* EXERCISE
Among the entries, which lines carry the string "this"? Copy each of them.
::::
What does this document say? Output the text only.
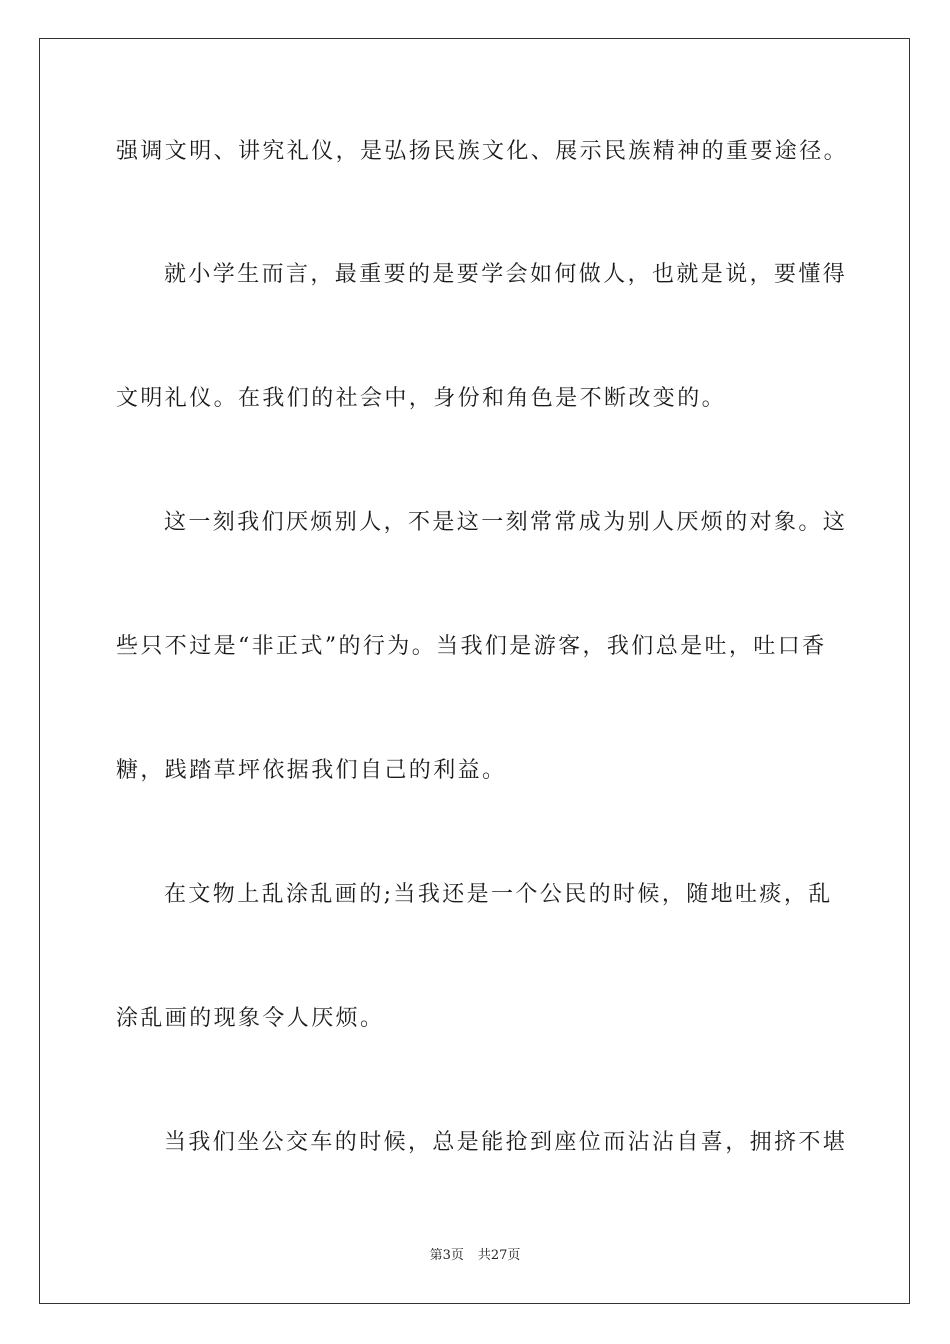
强调文明、讲究礼仪，是弘扬民族文化、展示民族精神的重要途径。
就小学生而言，最重要的是要学会如何做人，也就是说，要懂得
文明礼仪。在我们的社会中，身份和角色是不断改变的。
这一刻我们厌烦别人，不是这一刻常常成为别人厌烦的对象。这
些只不过是“非正式”的行为。当我们是游客，我们总是吐，吐口香
糖，践踏草坪依据我们自己的利益。
在文物上乱涂乱画的;当我还是一个公民的时候，随地吐痰，乱
涂乱画的现象令人厌烦。
当我们坐公交车的时候，总是能抢到座位而沾沾自喜，拥挤不堪
第3页 共27页
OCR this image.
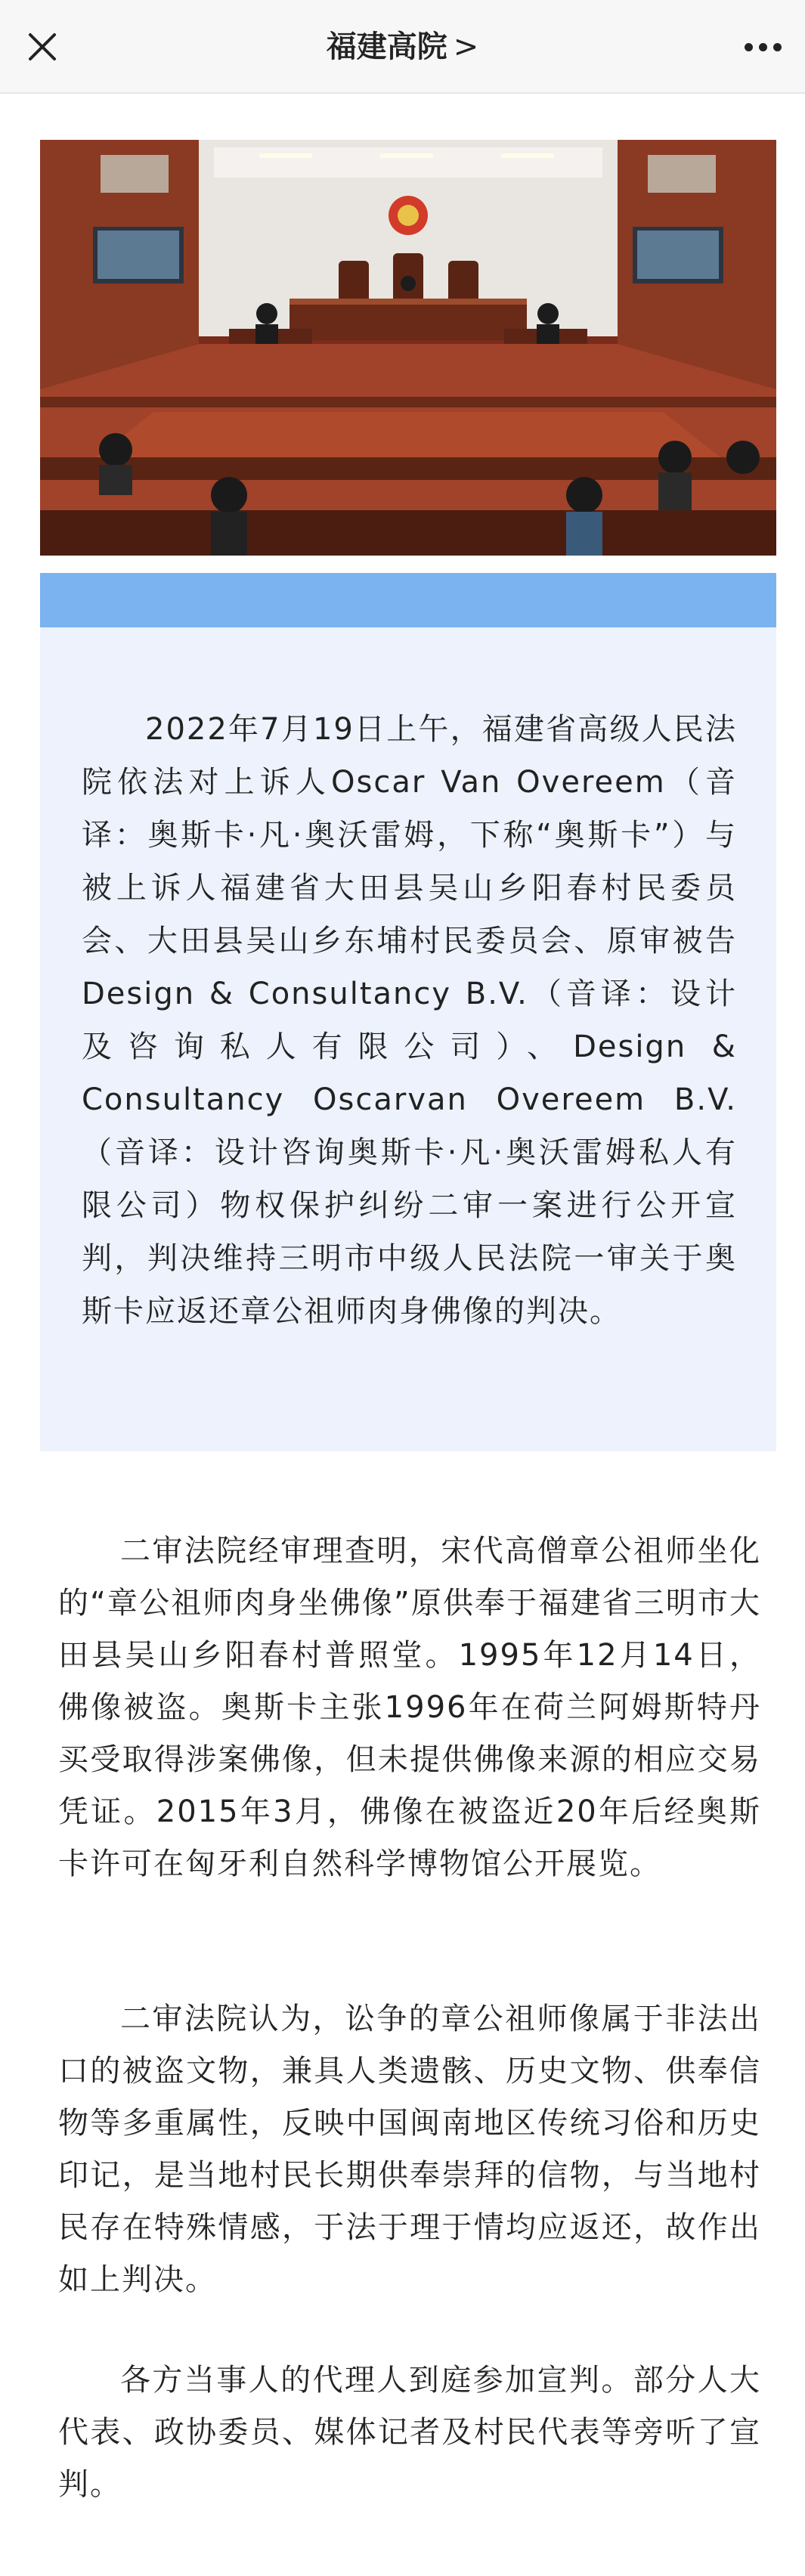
福建高院 >

2022年7月19日上午，福建省高级人民法院依法对上诉人Oscar Van Overeem（音译：奥斯卡·凡·奥沃雷姆，下称“奥斯卡”）与被上诉人福建省大田县吴山乡阳春村民委员会、大田县吴山乡东埔村民委员会、原审被告Design & Consultancy B.V.（音译：设计及咨询私人有限公司）、Design & Consultancy Oscarvan Overeem B.V.（音译：设计咨询奥斯卡·凡·奥沃雷姆私人有限公司）物权保护纠纷二审一案进行公开宣判，判决维持三明市中级人民法院一审关于奥斯卡应返还章公祖师肉身佛像的判决。

二审法院经审理查明，宋代高僧章公祖师坐化的“章公祖师肉身坐佛像”原供奉于福建省三明市大田县吴山乡阳春村普照堂。1995年12月14日，佛像被盗。奥斯卡主张1996年在荷兰阿姆斯特丹买受取得涉案佛像，但未提供佛像来源的相应交易凭证。2015年3月，佛像在被盗近20年后经奥斯卡许可在匈牙利自然科学博物馆公开展览。

二审法院认为，讼争的章公祖师像属于非法出口的被盗文物，兼具人类遗骸、历史文物、供奉信物等多重属性，反映中国闽南地区传统习俗和历史印记，是当地村民长期供奉崇拜的信物，与当地村民存在特殊情感，于法于理于情均应返还，故作出如上判决。

各方当事人的代理人到庭参加宣判。部分人大代表、政协委员、媒体记者及村民代表等旁听了宣判。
::::
* EXERCISE RESPONSE
What does this document say? Output the text only.
OCR this image.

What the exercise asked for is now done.